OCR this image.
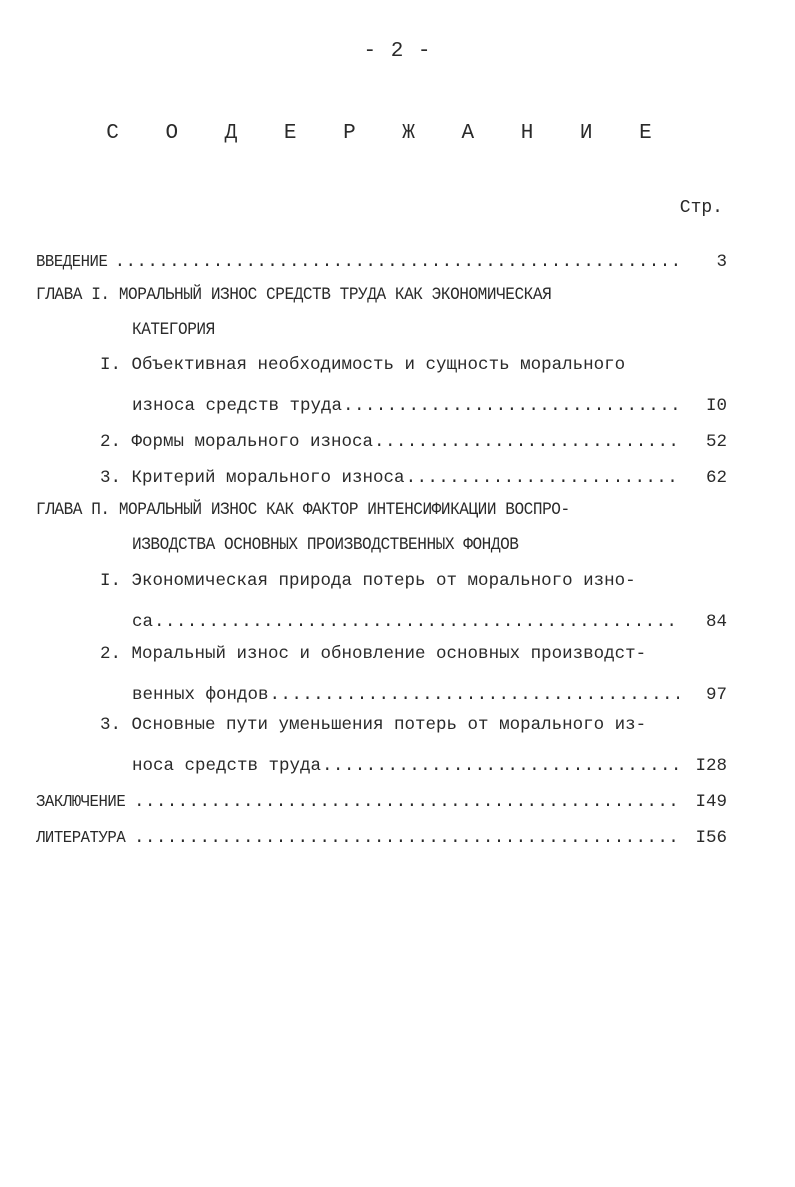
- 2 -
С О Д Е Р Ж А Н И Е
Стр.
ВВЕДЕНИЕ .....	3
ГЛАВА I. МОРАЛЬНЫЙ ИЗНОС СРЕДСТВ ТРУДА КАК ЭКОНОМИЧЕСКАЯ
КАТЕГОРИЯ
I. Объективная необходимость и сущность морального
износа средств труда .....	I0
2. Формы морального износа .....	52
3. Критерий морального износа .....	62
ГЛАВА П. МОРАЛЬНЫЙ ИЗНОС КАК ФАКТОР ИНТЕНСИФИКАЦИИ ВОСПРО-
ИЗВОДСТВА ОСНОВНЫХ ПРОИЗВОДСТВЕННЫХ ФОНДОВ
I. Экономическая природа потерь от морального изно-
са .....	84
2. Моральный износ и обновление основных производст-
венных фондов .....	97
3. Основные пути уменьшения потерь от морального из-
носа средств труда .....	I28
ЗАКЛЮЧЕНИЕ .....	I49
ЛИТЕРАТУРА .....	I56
* * * *
WHAT YOU HAVE TO DO: Select every line in the records above that contains the word "потерь".

ANSWER:
I. Экономическая природа потерь от морального изно-
3. Основные пути уменьшения потерь от морального из-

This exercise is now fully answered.